═════ INFORMATION PROVIDED ═════

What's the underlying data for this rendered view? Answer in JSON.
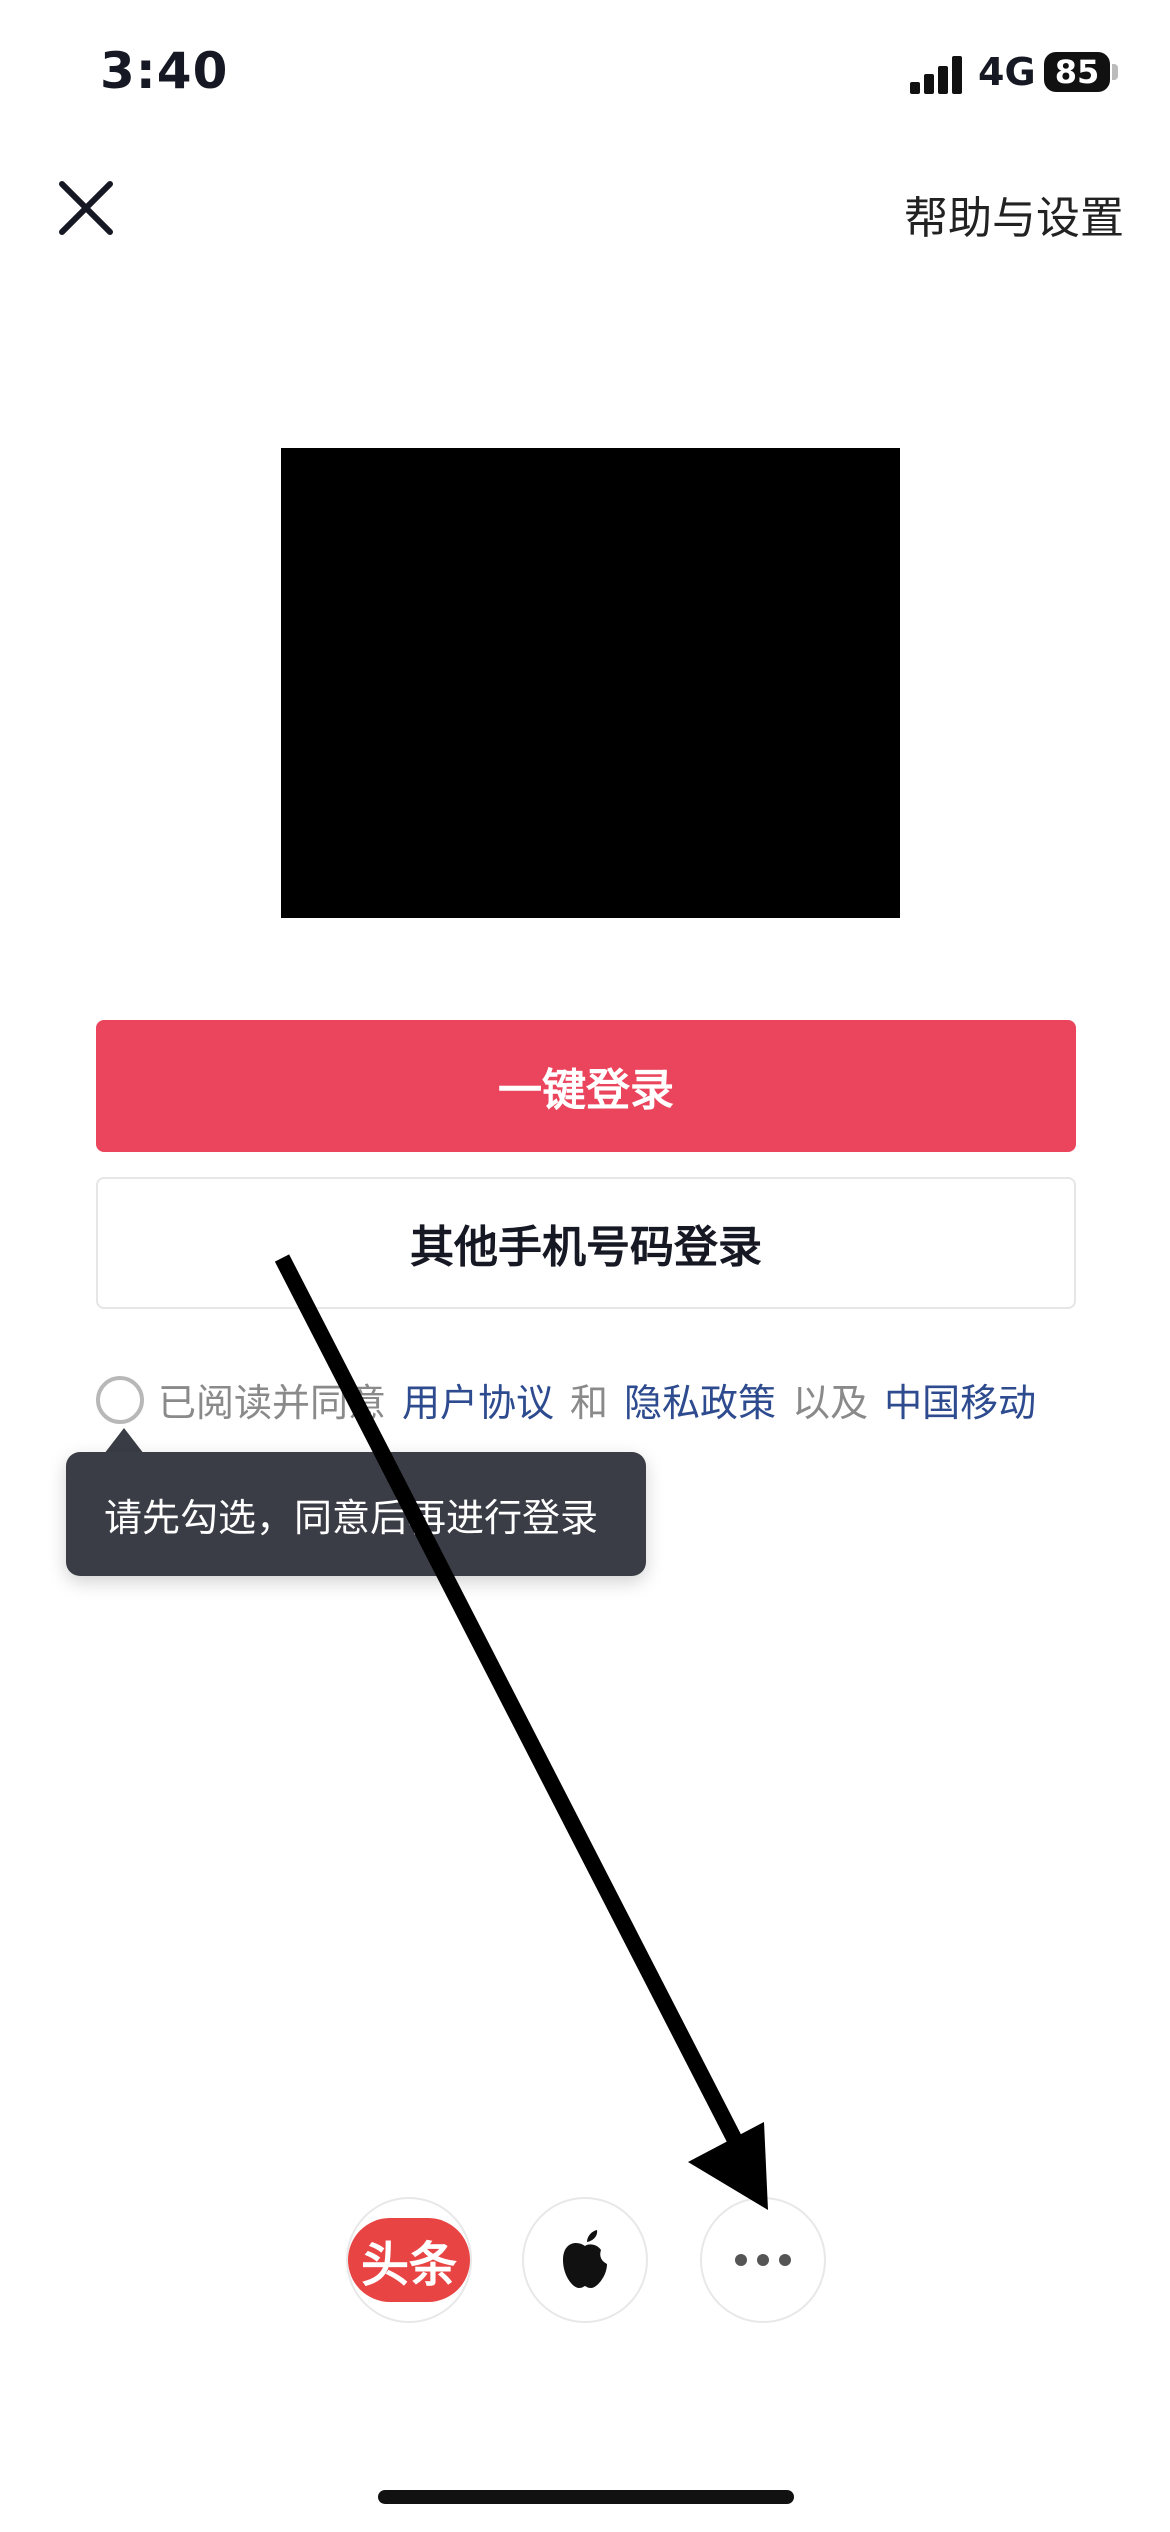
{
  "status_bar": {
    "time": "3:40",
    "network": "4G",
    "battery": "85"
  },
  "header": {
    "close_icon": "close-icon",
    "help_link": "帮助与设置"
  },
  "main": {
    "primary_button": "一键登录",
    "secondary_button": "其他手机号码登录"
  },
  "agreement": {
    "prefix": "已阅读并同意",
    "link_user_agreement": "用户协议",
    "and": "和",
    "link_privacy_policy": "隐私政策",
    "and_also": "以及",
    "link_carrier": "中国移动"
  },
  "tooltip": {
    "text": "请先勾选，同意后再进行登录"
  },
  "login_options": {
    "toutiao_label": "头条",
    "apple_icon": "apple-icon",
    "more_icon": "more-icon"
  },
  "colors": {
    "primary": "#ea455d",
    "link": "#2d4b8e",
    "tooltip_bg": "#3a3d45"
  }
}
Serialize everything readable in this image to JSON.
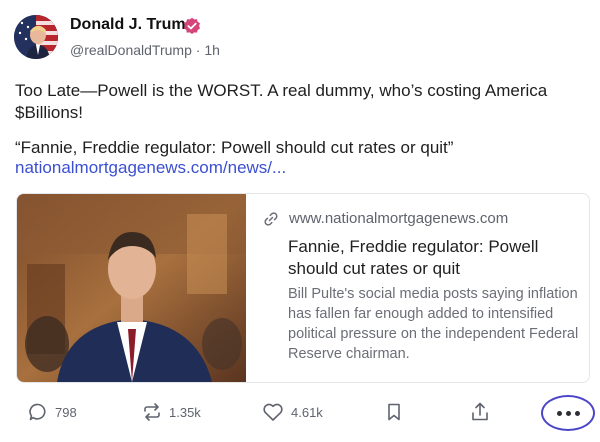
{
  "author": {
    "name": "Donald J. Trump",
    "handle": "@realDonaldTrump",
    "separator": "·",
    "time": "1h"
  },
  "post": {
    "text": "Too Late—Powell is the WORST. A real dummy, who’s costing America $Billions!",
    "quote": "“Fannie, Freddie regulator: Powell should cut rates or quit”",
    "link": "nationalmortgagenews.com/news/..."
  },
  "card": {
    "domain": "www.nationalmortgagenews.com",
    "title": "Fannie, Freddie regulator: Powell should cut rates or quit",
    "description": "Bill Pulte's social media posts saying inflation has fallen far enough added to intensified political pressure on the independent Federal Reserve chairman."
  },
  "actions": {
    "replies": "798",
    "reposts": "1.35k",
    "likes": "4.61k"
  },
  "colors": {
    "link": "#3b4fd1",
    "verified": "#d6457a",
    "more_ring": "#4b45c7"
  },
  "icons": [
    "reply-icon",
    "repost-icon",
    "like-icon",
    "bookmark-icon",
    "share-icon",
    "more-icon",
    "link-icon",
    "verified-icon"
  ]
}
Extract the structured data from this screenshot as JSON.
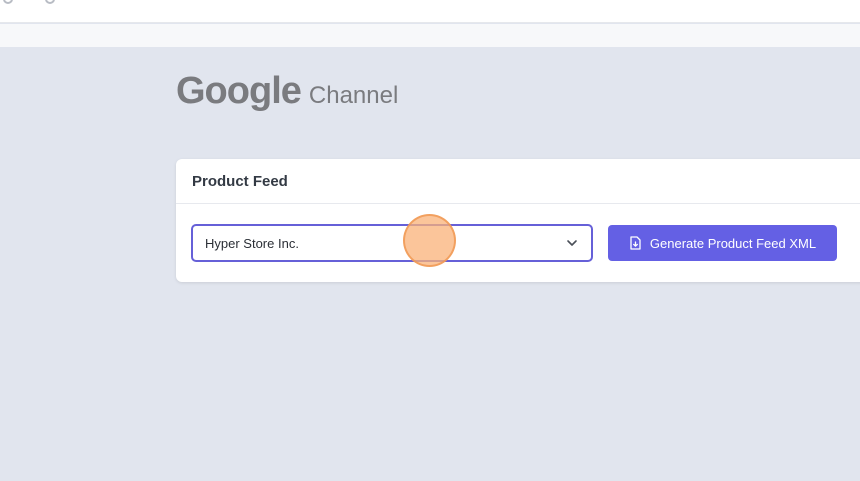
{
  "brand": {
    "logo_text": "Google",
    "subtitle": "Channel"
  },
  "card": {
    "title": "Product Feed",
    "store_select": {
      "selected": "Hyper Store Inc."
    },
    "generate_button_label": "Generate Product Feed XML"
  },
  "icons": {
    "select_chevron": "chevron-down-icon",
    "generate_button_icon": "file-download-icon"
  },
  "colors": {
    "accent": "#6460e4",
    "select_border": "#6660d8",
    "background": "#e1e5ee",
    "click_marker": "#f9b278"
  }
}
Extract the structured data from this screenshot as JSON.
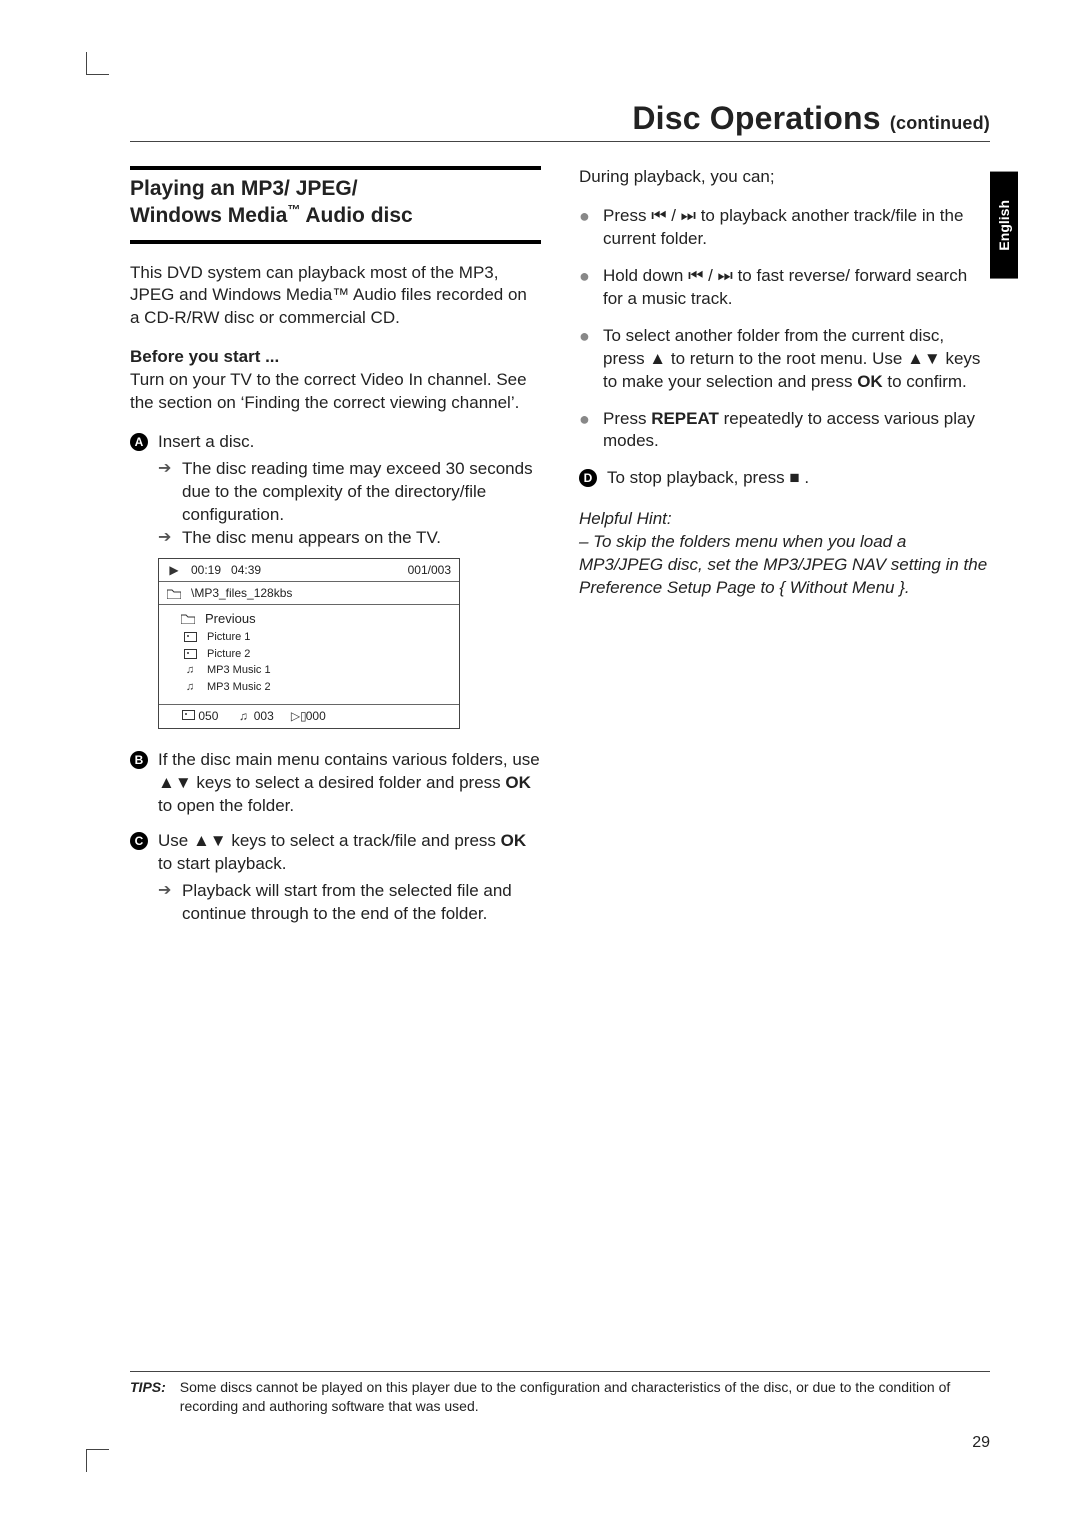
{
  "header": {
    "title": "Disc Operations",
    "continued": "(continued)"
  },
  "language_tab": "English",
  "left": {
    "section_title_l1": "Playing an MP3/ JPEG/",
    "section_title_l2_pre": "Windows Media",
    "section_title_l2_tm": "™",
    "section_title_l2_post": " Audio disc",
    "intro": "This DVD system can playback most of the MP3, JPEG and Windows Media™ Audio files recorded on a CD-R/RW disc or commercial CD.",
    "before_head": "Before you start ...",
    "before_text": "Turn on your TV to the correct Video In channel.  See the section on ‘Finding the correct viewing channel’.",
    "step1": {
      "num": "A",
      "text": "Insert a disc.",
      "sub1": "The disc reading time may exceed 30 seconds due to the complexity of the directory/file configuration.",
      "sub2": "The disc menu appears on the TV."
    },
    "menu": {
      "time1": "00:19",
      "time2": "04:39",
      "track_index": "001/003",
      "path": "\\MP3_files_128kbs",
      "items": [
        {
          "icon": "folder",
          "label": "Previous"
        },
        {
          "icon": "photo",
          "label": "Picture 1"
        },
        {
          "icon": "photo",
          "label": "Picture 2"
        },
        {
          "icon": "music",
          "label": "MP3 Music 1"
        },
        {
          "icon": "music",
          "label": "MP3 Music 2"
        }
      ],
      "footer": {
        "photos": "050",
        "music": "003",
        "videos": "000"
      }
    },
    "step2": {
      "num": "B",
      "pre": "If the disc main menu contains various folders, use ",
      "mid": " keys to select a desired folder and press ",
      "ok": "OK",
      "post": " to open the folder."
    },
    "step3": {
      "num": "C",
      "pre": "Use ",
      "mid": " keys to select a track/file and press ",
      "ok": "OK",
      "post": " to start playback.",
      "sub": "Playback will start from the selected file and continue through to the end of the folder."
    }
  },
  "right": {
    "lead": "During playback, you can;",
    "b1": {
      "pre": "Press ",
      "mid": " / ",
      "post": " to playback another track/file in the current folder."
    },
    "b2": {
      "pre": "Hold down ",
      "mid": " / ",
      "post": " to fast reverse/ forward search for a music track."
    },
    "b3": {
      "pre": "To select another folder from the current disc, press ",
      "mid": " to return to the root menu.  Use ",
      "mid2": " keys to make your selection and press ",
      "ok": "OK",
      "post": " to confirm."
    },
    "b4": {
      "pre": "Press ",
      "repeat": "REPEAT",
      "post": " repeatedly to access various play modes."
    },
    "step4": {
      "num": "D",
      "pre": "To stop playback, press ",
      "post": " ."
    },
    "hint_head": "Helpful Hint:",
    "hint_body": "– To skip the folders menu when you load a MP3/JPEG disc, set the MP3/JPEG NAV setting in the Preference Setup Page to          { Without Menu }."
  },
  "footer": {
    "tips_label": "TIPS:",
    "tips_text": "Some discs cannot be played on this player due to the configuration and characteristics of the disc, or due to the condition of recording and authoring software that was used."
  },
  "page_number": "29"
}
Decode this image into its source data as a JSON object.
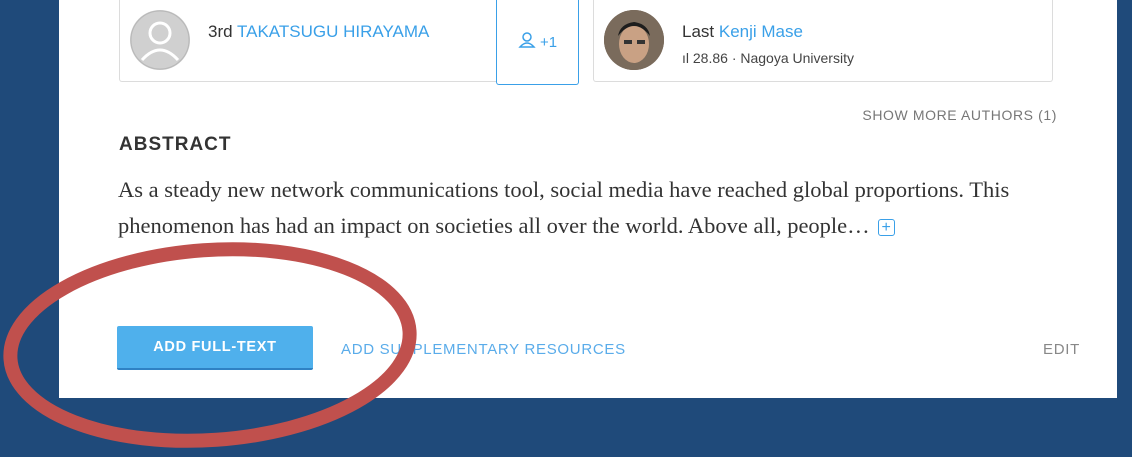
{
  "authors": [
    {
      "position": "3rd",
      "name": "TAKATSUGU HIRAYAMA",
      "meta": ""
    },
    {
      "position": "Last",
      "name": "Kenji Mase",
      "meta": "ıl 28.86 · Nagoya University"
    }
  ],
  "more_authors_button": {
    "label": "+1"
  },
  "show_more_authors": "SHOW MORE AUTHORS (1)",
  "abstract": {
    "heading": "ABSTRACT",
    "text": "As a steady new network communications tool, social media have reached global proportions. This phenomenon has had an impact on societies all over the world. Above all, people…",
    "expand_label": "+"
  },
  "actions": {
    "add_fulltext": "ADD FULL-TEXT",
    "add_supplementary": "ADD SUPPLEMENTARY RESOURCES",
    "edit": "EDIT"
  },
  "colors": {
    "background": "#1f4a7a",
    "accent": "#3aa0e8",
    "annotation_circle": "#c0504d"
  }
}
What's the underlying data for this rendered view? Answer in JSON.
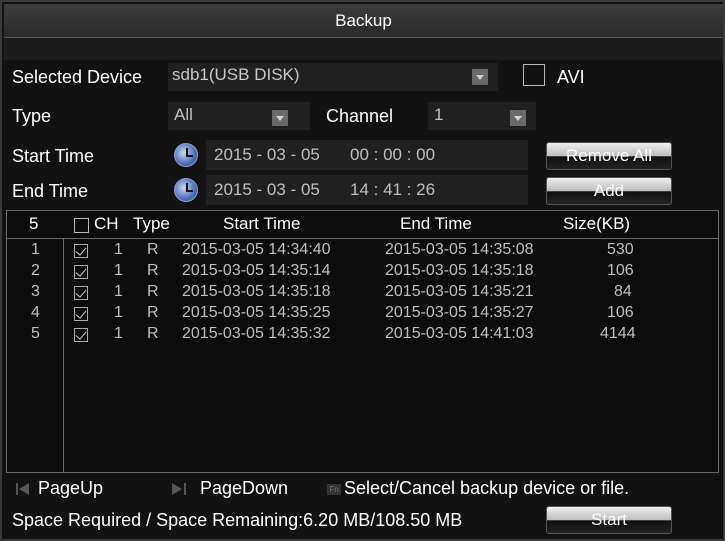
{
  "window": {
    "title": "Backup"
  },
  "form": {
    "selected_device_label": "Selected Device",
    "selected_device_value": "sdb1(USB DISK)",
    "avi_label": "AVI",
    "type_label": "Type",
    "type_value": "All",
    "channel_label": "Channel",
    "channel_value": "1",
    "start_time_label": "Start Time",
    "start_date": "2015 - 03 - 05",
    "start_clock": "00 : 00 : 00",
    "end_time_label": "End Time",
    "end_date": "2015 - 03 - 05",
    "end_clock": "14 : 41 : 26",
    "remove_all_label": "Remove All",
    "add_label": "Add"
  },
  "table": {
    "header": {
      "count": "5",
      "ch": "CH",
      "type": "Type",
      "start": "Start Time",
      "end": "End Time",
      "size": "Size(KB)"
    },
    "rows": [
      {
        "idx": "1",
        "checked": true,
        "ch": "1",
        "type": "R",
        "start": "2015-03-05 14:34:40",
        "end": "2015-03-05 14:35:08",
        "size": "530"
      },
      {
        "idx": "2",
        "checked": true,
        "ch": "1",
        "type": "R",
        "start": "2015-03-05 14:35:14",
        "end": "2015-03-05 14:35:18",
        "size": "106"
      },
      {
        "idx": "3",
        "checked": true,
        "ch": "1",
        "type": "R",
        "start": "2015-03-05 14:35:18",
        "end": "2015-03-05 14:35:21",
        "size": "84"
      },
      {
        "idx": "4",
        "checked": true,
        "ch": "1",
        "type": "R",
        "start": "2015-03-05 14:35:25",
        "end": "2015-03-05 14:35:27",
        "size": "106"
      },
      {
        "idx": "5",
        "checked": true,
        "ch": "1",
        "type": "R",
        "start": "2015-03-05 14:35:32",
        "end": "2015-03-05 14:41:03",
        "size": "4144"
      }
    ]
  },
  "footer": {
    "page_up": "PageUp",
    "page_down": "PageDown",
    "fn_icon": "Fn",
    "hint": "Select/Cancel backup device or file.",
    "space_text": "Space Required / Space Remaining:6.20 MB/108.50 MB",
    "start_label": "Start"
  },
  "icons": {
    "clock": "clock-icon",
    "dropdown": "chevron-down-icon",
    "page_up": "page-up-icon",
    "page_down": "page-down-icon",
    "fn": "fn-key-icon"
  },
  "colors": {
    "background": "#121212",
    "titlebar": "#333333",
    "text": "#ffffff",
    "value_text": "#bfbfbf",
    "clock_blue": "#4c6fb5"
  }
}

═════

Copy every line from the entries that contains the word "current".

      "post": " to playback another track/file in the current folder."
      "pre": "To select another folder from the current disc, press ",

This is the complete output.